To be done: Check each line of the data for "East" and select those that have it.

----- Provided material -----

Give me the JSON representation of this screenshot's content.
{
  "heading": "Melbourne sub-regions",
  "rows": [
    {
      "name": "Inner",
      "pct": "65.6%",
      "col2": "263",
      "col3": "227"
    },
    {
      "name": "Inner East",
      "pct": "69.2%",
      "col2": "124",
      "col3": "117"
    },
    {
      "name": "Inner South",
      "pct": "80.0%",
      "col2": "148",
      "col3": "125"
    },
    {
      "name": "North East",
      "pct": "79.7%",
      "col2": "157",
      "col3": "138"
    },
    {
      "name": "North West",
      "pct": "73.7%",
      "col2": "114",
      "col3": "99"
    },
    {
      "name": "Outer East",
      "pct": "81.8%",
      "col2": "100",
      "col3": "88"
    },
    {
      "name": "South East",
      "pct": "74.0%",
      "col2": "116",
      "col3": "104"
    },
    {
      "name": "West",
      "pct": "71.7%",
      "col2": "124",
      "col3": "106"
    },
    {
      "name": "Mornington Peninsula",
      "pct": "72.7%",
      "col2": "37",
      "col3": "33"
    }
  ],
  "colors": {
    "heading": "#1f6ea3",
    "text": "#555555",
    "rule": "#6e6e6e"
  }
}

-----

Written answer:
      "name": "Inner East",
      "name": "North East",
      "name": "Outer East",
      "name": "South East",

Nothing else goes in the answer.